[Dataset rows about figures]
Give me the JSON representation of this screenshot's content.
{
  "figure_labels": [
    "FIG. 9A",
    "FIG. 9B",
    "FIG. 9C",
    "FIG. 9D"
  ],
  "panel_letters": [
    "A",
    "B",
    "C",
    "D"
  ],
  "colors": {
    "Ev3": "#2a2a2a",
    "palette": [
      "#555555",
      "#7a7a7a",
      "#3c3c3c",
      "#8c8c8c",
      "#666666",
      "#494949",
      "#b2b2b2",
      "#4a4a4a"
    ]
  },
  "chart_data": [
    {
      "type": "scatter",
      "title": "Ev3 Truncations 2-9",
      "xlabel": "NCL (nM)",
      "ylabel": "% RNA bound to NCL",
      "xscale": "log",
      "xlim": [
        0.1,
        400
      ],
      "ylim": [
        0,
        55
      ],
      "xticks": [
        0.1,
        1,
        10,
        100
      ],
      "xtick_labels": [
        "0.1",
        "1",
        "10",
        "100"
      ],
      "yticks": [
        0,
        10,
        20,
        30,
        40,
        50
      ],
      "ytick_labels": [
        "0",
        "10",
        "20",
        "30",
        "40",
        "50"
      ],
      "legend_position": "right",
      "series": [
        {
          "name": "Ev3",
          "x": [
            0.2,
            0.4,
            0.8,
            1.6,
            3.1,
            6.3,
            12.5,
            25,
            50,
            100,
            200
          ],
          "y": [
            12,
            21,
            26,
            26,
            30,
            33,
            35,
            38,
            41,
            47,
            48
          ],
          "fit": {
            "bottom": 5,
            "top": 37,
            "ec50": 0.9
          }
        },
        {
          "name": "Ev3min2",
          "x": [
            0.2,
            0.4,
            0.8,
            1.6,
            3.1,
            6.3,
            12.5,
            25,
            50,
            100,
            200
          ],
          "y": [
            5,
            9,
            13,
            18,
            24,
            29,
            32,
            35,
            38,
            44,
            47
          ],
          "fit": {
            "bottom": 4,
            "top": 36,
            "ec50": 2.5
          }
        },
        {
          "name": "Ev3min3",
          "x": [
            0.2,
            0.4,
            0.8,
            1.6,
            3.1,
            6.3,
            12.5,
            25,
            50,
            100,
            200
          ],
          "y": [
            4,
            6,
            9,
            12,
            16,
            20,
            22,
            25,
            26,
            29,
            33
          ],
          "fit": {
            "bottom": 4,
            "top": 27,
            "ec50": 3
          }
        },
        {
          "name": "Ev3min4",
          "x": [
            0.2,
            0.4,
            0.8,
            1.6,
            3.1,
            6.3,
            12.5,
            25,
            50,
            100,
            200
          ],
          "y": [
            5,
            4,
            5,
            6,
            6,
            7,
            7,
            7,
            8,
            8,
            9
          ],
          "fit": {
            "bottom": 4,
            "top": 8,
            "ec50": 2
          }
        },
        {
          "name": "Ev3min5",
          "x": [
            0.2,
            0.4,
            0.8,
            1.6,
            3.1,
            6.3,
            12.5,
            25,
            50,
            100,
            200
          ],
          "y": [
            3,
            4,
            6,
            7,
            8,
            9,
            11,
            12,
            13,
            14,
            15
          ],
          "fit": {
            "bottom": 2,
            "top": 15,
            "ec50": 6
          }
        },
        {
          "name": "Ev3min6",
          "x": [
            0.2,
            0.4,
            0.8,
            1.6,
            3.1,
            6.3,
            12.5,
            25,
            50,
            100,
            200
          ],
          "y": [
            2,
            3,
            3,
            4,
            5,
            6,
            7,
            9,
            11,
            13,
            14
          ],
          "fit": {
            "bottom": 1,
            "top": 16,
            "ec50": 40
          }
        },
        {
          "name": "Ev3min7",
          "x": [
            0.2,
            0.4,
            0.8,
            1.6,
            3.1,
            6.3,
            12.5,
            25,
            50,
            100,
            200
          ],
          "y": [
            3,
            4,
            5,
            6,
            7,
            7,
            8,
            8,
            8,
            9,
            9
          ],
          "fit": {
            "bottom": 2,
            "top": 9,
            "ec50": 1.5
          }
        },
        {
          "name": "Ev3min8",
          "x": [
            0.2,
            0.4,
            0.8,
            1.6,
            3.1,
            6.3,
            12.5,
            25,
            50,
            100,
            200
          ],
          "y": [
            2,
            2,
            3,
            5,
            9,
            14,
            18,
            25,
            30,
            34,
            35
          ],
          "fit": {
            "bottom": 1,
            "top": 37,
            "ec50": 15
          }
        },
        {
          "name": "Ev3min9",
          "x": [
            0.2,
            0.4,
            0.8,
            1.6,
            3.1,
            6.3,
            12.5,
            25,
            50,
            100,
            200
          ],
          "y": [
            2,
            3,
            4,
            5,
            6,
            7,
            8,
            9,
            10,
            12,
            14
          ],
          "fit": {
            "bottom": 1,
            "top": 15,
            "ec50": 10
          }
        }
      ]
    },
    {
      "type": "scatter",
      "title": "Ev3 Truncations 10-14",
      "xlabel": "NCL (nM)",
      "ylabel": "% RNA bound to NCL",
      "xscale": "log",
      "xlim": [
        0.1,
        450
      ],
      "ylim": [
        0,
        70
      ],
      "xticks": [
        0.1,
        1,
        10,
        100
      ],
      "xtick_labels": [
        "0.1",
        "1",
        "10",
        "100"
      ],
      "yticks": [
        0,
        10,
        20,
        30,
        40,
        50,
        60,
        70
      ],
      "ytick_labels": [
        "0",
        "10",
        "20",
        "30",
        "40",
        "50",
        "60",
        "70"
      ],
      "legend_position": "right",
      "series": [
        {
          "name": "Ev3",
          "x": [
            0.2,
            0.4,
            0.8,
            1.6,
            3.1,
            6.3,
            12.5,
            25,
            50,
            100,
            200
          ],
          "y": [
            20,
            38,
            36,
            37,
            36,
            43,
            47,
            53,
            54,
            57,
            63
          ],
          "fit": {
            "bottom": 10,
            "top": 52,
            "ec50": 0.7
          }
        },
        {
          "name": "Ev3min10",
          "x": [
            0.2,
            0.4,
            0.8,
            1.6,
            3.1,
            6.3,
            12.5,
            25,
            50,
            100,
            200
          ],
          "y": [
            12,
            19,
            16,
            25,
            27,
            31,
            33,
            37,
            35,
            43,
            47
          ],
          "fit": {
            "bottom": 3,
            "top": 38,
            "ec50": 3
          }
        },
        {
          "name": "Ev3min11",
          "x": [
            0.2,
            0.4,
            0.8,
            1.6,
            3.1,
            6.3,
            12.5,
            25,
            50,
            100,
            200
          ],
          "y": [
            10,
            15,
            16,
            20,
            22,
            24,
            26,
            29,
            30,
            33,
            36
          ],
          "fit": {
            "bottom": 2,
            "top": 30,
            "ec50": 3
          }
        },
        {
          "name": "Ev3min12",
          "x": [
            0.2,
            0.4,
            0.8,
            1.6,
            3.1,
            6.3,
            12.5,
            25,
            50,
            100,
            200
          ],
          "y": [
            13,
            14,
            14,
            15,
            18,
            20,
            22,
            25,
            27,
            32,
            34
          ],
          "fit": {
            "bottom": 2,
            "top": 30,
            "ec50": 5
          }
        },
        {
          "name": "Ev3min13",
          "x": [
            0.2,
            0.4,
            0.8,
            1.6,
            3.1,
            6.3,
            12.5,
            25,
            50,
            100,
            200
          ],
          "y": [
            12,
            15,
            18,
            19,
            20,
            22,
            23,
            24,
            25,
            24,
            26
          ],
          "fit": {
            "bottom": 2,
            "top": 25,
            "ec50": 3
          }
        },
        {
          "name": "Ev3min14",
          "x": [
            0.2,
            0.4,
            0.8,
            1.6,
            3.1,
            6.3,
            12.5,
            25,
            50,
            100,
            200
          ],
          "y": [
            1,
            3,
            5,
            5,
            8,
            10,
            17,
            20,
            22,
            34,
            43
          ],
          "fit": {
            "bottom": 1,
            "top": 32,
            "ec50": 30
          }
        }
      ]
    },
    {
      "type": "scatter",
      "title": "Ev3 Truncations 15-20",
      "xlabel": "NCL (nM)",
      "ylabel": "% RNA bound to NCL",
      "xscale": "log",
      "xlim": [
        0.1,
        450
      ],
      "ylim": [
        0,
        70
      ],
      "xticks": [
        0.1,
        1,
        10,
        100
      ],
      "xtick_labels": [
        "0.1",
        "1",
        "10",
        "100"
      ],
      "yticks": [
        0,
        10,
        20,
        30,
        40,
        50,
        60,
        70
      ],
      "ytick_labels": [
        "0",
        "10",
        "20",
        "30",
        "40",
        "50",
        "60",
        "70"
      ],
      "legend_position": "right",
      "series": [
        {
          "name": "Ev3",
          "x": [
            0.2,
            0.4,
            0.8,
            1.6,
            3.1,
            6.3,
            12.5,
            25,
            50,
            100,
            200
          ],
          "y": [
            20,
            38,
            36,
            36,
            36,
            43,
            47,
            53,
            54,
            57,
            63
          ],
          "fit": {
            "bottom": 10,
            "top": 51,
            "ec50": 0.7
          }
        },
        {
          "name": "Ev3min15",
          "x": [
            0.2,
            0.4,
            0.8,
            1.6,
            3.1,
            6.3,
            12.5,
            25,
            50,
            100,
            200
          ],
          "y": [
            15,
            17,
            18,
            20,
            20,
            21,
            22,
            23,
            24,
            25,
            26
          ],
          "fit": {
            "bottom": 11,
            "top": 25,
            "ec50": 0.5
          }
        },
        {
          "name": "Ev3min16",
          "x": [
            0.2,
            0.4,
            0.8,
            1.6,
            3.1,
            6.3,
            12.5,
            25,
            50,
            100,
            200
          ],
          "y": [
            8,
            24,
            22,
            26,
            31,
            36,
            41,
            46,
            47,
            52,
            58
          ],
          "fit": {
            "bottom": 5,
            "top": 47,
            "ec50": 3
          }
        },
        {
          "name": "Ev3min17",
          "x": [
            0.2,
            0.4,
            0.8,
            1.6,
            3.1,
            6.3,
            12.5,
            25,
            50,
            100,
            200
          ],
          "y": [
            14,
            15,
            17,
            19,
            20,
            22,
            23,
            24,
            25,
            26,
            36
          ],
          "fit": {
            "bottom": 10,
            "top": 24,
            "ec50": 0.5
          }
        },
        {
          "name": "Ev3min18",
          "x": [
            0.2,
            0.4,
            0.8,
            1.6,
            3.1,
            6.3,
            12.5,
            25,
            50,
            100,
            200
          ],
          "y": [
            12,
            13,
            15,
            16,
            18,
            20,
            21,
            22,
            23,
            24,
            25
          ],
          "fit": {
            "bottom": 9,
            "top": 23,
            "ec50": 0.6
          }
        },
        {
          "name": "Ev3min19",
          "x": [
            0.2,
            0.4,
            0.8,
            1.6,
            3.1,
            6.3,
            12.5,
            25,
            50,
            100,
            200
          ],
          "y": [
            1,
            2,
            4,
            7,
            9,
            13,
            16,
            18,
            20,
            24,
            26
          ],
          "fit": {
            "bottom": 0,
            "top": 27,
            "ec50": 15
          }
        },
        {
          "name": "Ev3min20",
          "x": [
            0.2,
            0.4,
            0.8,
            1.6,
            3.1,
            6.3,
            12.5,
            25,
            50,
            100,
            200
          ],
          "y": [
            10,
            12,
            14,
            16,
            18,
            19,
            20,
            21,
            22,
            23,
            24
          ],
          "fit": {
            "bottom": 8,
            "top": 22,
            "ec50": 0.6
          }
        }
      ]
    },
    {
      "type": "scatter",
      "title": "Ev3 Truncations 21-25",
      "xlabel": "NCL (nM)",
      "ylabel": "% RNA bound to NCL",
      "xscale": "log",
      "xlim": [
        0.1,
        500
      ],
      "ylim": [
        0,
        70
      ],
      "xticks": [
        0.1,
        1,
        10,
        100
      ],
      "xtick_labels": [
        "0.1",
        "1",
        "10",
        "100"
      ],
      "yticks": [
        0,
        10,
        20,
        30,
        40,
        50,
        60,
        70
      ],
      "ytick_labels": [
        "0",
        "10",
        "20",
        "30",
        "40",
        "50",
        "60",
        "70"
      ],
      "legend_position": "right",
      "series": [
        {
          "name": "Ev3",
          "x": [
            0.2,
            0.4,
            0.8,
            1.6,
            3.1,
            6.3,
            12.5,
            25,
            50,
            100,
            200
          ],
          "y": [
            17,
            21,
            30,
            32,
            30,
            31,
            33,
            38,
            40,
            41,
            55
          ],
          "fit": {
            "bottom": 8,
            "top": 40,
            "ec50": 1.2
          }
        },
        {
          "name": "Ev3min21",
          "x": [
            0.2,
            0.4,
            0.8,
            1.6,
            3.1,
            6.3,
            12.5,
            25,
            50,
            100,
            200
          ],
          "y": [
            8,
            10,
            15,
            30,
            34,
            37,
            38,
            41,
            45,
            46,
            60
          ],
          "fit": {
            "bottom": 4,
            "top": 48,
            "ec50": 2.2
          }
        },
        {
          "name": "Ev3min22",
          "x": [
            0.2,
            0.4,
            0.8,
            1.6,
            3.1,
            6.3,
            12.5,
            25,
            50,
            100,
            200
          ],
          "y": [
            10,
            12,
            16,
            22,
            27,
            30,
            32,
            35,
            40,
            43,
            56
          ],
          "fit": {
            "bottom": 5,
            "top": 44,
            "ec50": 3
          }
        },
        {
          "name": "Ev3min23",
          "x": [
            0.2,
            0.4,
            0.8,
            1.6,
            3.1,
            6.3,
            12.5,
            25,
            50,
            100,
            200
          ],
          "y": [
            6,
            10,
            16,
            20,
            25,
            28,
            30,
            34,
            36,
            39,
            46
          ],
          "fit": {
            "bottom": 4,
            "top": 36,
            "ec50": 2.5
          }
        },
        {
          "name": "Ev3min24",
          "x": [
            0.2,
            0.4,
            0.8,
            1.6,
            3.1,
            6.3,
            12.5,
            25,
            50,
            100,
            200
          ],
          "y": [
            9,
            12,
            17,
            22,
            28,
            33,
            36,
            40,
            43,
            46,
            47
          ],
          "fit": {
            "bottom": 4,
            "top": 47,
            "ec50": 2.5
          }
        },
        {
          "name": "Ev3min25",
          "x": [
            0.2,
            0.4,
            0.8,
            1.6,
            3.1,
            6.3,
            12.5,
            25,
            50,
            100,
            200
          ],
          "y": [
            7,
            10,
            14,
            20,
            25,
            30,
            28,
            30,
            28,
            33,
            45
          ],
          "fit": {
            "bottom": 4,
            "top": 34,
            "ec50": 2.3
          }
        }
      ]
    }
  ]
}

• _Task details_
State the number of lines in the preceding entries that include the word "title". Provide nothing else.

• _The solution_
4